[Data entries]
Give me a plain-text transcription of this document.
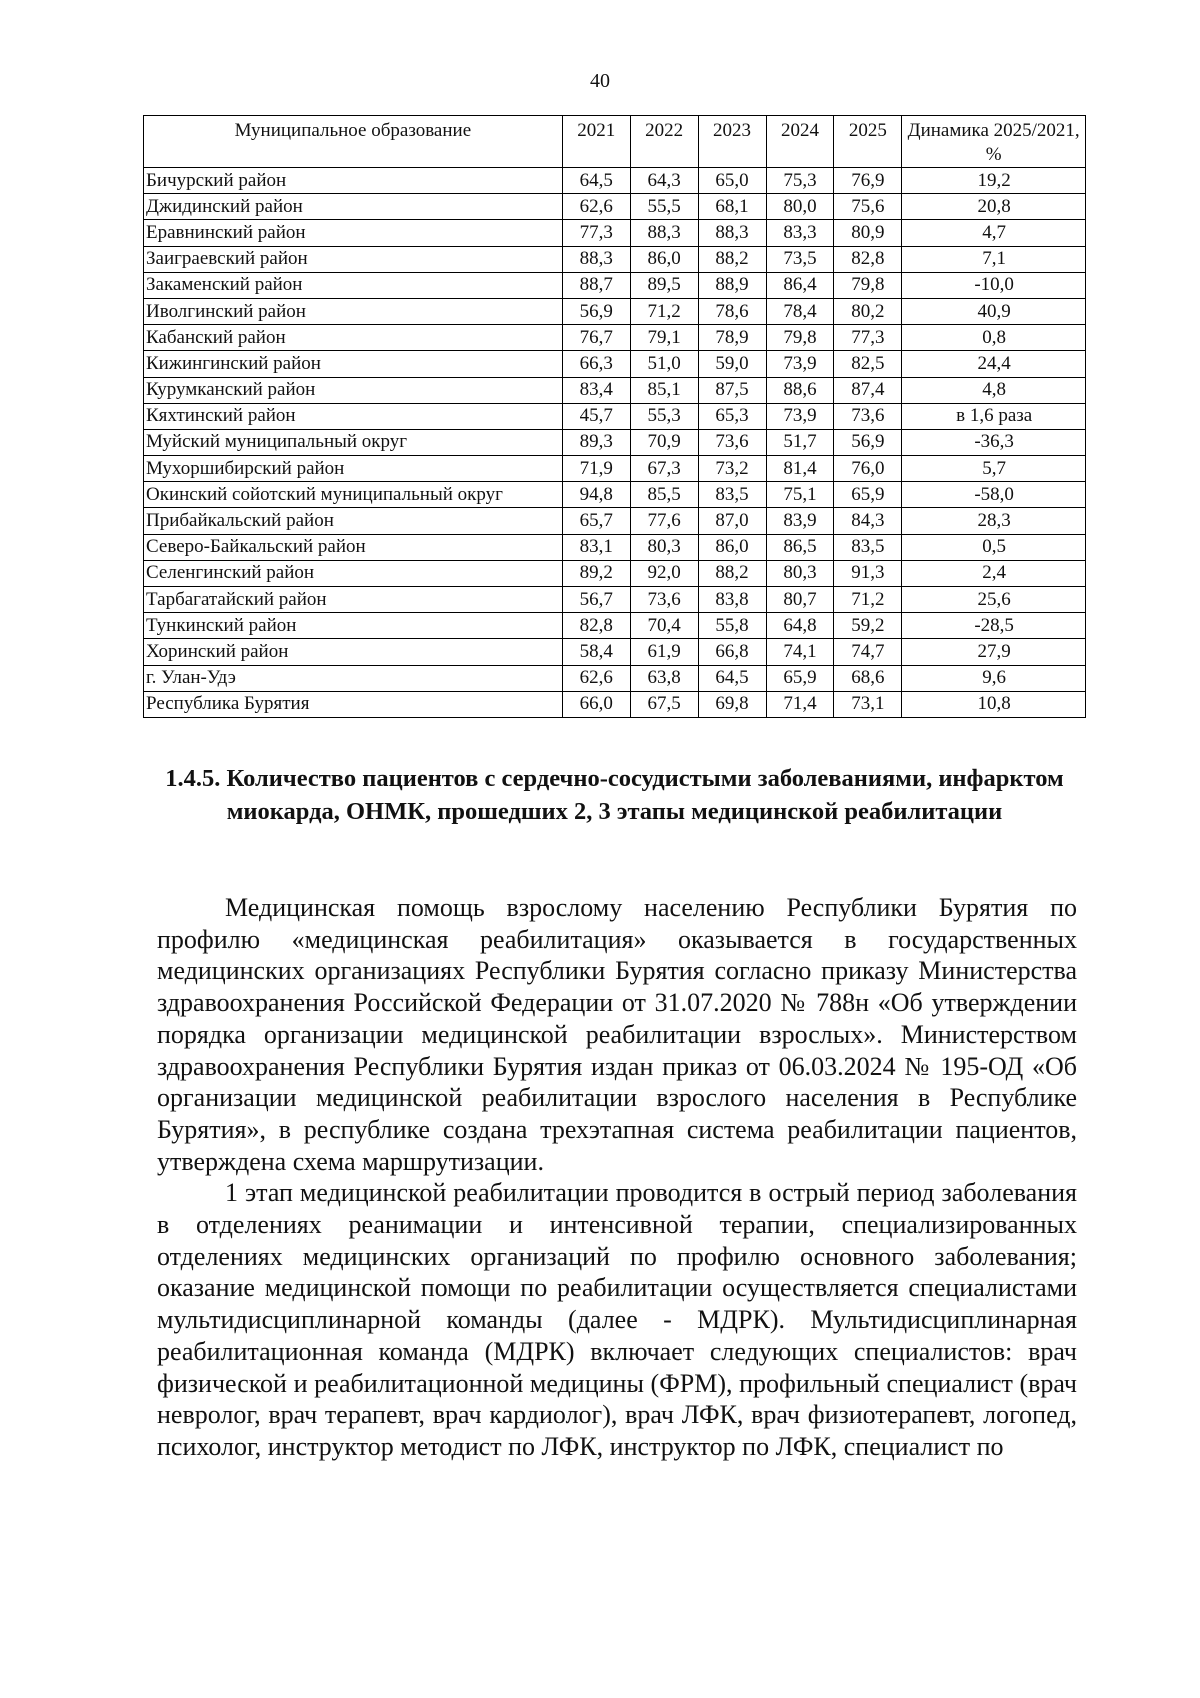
40
Муниципальное образование	2021	2022	2023	2024	2025	Динамика 2025/2021, %
Бичурский район	64,5	64,3	65,0	75,3	76,9	19,2
Джидинский район	62,6	55,5	68,1	80,0	75,6	20,8
Еравнинский район	77,3	88,3	88,3	83,3	80,9	4,7
Заиграевский район	88,3	86,0	88,2	73,5	82,8	7,1
Закаменский район	88,7	89,5	88,9	86,4	79,8	-10,0
Иволгинский район	56,9	71,2	78,6	78,4	80,2	40,9
Кабанский район	76,7	79,1	78,9	79,8	77,3	0,8
Кижингинский район	66,3	51,0	59,0	73,9	82,5	24,4
Курумканский район	83,4	85,1	87,5	88,6	87,4	4,8
Кяхтинский район	45,7	55,3	65,3	73,9	73,6	в 1,6 раза
Муйский муниципальный округ	89,3	70,9	73,6	51,7	56,9	-36,3
Мухоршибирский район	71,9	67,3	73,2	81,4	76,0	5,7
Окинский сойотский муниципальный округ	94,8	85,5	83,5	75,1	65,9	-58,0
Прибайкальский район	65,7	77,6	87,0	83,9	84,3	28,3
Северо-Байкальский район	83,1	80,3	86,0	86,5	83,5	0,5
Селенгинский район	89,2	92,0	88,2	80,3	91,3	2,4
Тарбагатайский район	56,7	73,6	83,8	80,7	71,2	25,6
Тункинский район	82,8	70,4	55,8	64,8	59,2	-28,5
Хоринский район	58,4	61,9	66,8	74,1	74,7	27,9
г. Улан-Удэ	62,6	63,8	64,5	65,9	68,6	9,6
Республика Бурятия	66,0	67,5	69,8	71,4	73,1	10,8
1.4.5. Количество пациентов с сердечно-сосудистыми заболеваниями, инфарктом миокарда, ОНМК, прошедших 2, 3 этапы медицинской реабилитации

Медицинская помощь взрослому населению Республики Бурятия по профилю «медицинская реабилитация» оказывается в государственных медицинских организациях Республики Бурятия согласно приказу Министерства здравоохранения Российской Федерации от 31.07.2020 № 788н «Об утверждении порядка организации медицинской реабилитации взрослых». Министерством здравоохранения Республики Бурятия издан приказ от 06.03.2024 № 195-ОД «Об организации медицинской реабилитации взрослого населения в Республике Бурятия», в республике создана трехэтапная система реабилитации пациентов, утверждена схема маршрутизации.

1 этап медицинской реабилитации проводится в острый период заболевания в отделениях реанимации и интенсивной терапии, специализированных отделениях медицинских организаций по профилю основного заболевания; оказание медицинской помощи по реабилитации осуществляется специалистами мультидисциплинарной команды (далее - МДРК). Мультидисциплинарная реабилитационная команда (МДРК) включает следующих специалистов: врач физической и реабилитационной медицины (ФРМ), профильный специалист (врач невролог, врач терапевт, врач кардиолог), врач ЛФК, врач физиотерапевт, логопед, психолог, инструктор методист по ЛФК, инструктор по ЛФК, специалист по
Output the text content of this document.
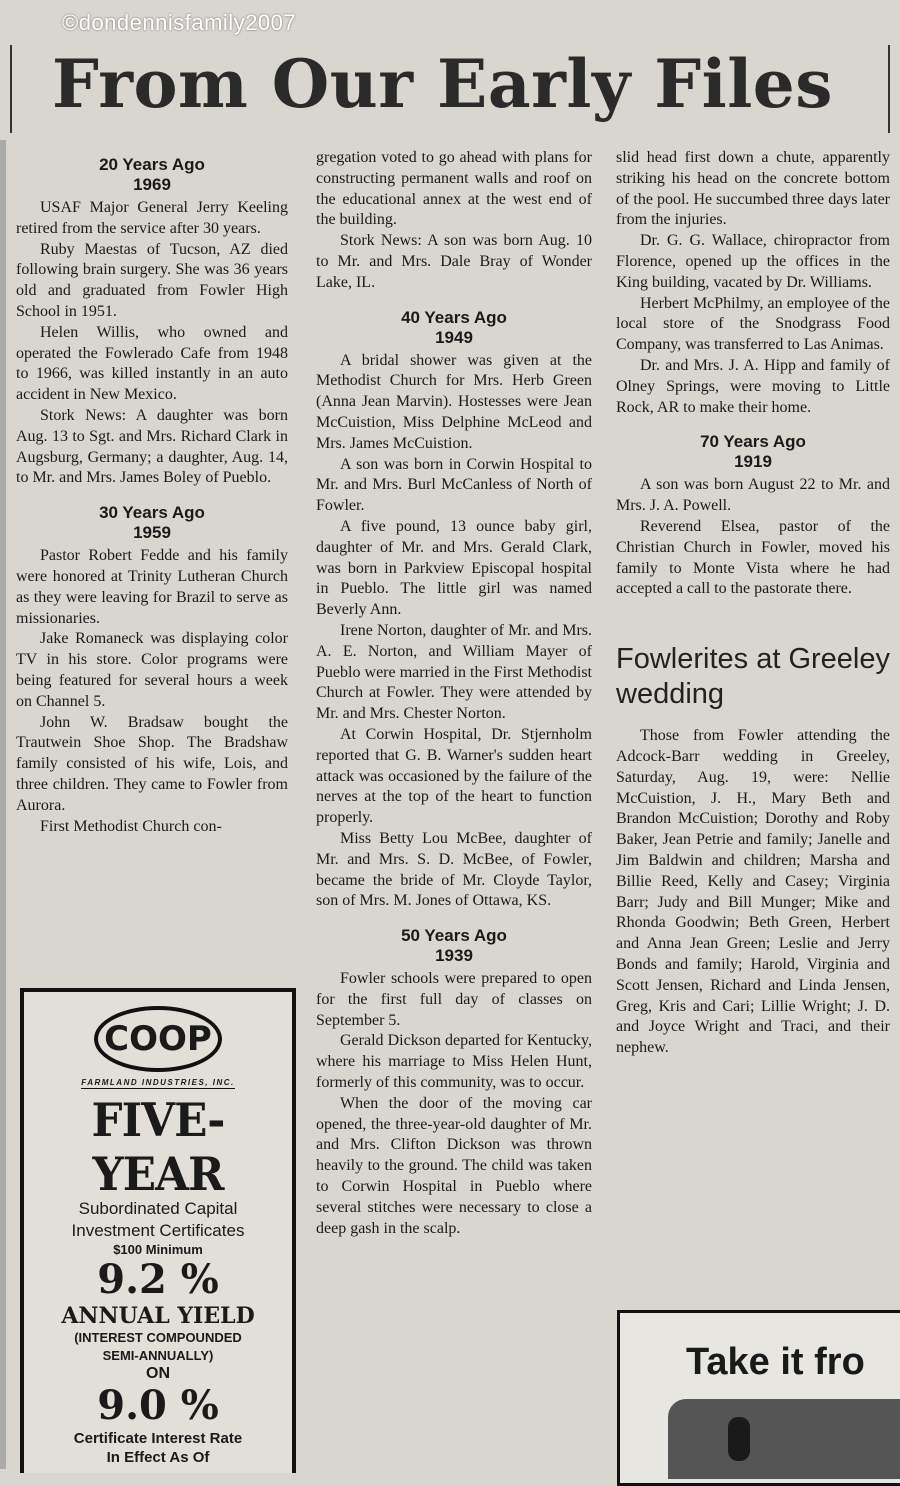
©dondennisfamily2007
From Our Early Files
20 Years Ago
1969

USAF Major General Jerry Keeling retired from the service after 30 years.

Ruby Maestas of Tucson, AZ died following brain surgery. She was 36 years old and graduated from Fowler High School in 1951.

Helen Willis, who owned and operated the Fowlerado Cafe from 1948 to 1966, was killed instantly in an auto accident in New Mexico.

Stork News: A daughter was born Aug. 13 to Sgt. and Mrs. Richard Clark in Augsburg, Germany; a daughter, Aug. 14, to Mr. and Mrs. James Boley of Pueblo.

30 Years Ago
1959

Pastor Robert Fedde and his family were honored at Trinity Lutheran Church as they were leaving for Brazil to serve as missionaries.

Jake Romaneck was displaying color TV in his store. Color programs were being featured for several hours a week on Channel 5.

John W. Bradsaw bought the Trautwein Shoe Shop. The Bradshaw family consisted of his wife, Lois, and three children. They came to Fowler from Aurora.

First Methodist Church con-

gregation voted to go ahead with plans for constructing permanent walls and roof on the educational annex at the west end of the building.

Stork News: A son was born Aug. 10 to Mr. and Mrs. Dale Bray of Wonder Lake, IL.

40 Years Ago
1949

A bridal shower was given at the Methodist Church for Mrs. Herb Green (Anna Jean Marvin). Hostesses were Jean McCuistion, Miss Delphine McLeod and Mrs. James McCuistion.

A son was born in Corwin Hospital to Mr. and Mrs. Burl McCanless of North of Fowler.

A five pound, 13 ounce baby girl, daughter of Mr. and Mrs. Gerald Clark, was born in Parkview Episcopal hospital in Pueblo. The little girl was named Beverly Ann.

Irene Norton, daughter of Mr. and Mrs. A. E. Norton, and William Mayer of Pueblo were married in the First Methodist Church at Fowler. They were attended by Mr. and Mrs. Chester Norton.

At Corwin Hospital, Dr. Stjernholm reported that G. B. Warner's sudden heart attack was occasioned by the failure of the nerves at the top of the heart to function properly.

Miss Betty Lou McBee, daughter of Mr. and Mrs. S. D. McBee, of Fowler, became the bride of Mr. Cloyde Taylor, son of Mrs. M. Jones of Ottawa, KS.

50 Years Ago
1939

Fowler schools were prepared to open for the first full day of classes on September 5.

Gerald Dickson departed for Kentucky, where his marriage to Miss Helen Hunt, formerly of this community, was to occur.

When the door of the moving car opened, the three-year-old daughter of Mr. and Mrs. Clifton Dickson was thrown heavily to the ground. The child was taken to Corwin Hospital in Pueblo where several stitches were necessary to close a deep gash in the scalp.

slid head first down a chute, apparently striking his head on the concrete bottom of the pool. He succumbed three days later from the injuries.

Dr. G. G. Wallace, chiropractor from Florence, opened up the offices in the King building, vacated by Dr. Williams.

Herbert McPhilmy, an employee of the local store of the Snodgrass Food Company, was transferred to Las Animas.

Dr. and Mrs. J. A. Hipp and family of Olney Springs, were moving to Little Rock, AR to make their home.

70 Years Ago
1919

A son was born August 22 to Mr. and Mrs. J. A. Powell.

Reverend Elsea, pastor of the Christian Church in Fowler, moved his family to Monte Vista where he had accepted a call to the pastorate there.

Fowlerites at Greeley wedding

Those from Fowler attending the Adcock-Barr wedding in Greeley, Saturday, Aug. 19, were: Nellie McCuistion, J. H., Mary Beth and Brandon McCuistion; Dorothy and Roby Baker, Jean Petrie and family; Janelle and Jim Baldwin and children; Marsha and Billie Reed, Kelly and Casey; Virginia Barr; Judy and Bill Munger; Mike and Rhonda Goodwin; Beth Green, Herbert and Anna Jean Green; Leslie and Jerry Bonds and family; Harold, Virginia and Scott Jensen, Richard and Linda Jensen, Greg, Kris and Cari; Lillie Wright; J. D. and Joyce Wright and Traci, and their nephew.

COOP
FARMLAND INDUSTRIES, INC.
FIVE-
YEAR
Subordinated Capital
Investment Certificates
$100 Minimum
9.2 %
ANNUAL YIELD
(INTEREST COMPOUNDED
SEMI-ANNUALLY)
ON
9.0 %
Certificate Interest Rate
In Effect As Of
Take it fro
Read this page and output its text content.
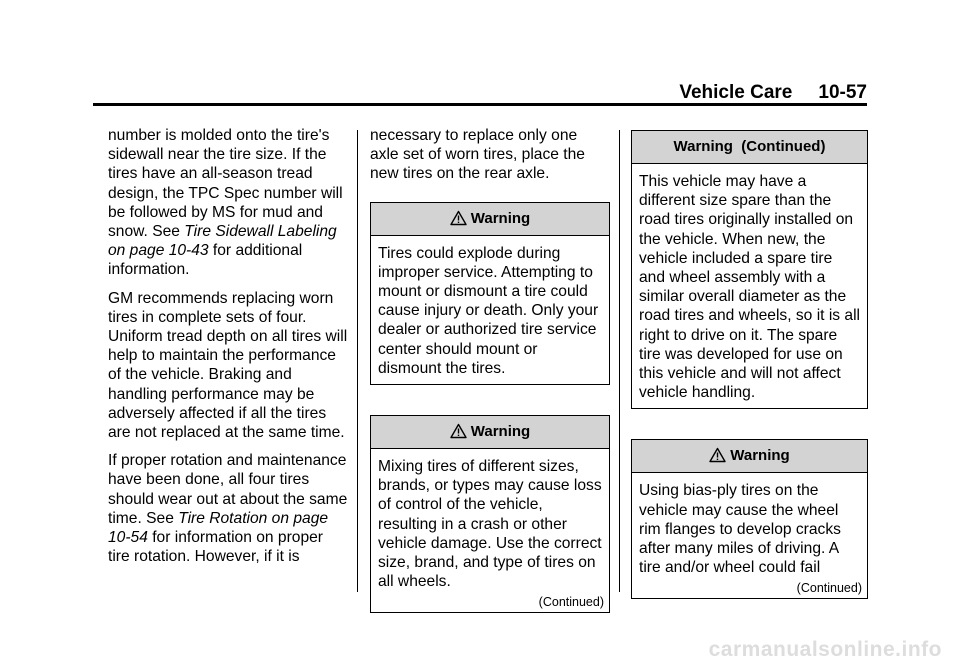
Vehicle Care 10-57

number is molded onto the tire's sidewall near the tire size. If the tires have an all-season tread design, the TPC Spec number will be followed by MS for mud and snow. See Tire Sidewall Labeling on page 10-43 for additional information.

GM recommends replacing worn tires in complete sets of four. Uniform tread depth on all tires will help to maintain the performance of the vehicle. Braking and handling performance may be adversely affected if all the tires are not replaced at the same time.

If proper rotation and maintenance have been done, all four tires should wear out at about the same time. See Tire Rotation on page 10-54 for information on proper tire rotation. However, if it is

necessary to replace only one axle set of worn tires, place the new tires on the rear axle.

Warning
Tires could explode during improper service. Attempting to mount or dismount a tire could cause injury or death. Only your dealer or authorized tire service center should mount or dismount the tires.
Warning
Mixing tires of different sizes, brands, or types may cause loss of control of the vehicle, resulting in a crash or other vehicle damage. Use the correct size, brand, and type of tires on all wheels.
(Continued)
Warning  (Continued)
This vehicle may have a different size spare than the road tires originally installed on the vehicle. When new, the vehicle included a spare tire and wheel assembly with a similar overall diameter as the road tires and wheels, so it is all right to drive on it. The spare tire was developed for use on this vehicle and will not affect vehicle handling.
Warning
Using bias-ply tires on the vehicle may cause the wheel rim flanges to develop cracks after many miles of driving. A tire and/or wheel could fail
(Continued)
carmanualsonline.info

**Directive**
Gather each line holding the string "News".

**Expected answer**
Stork News: A daughter was born Aug. 13 to Sgt. and Mrs. Richard Clark in Augsburg, Germany; a daughter, Aug. 14, to Mr. and Mrs. James Boley of Pueblo.
Stork News: A son was born Aug. 10 to Mr. and Mrs. Dale Bray of Wonder Lake, IL.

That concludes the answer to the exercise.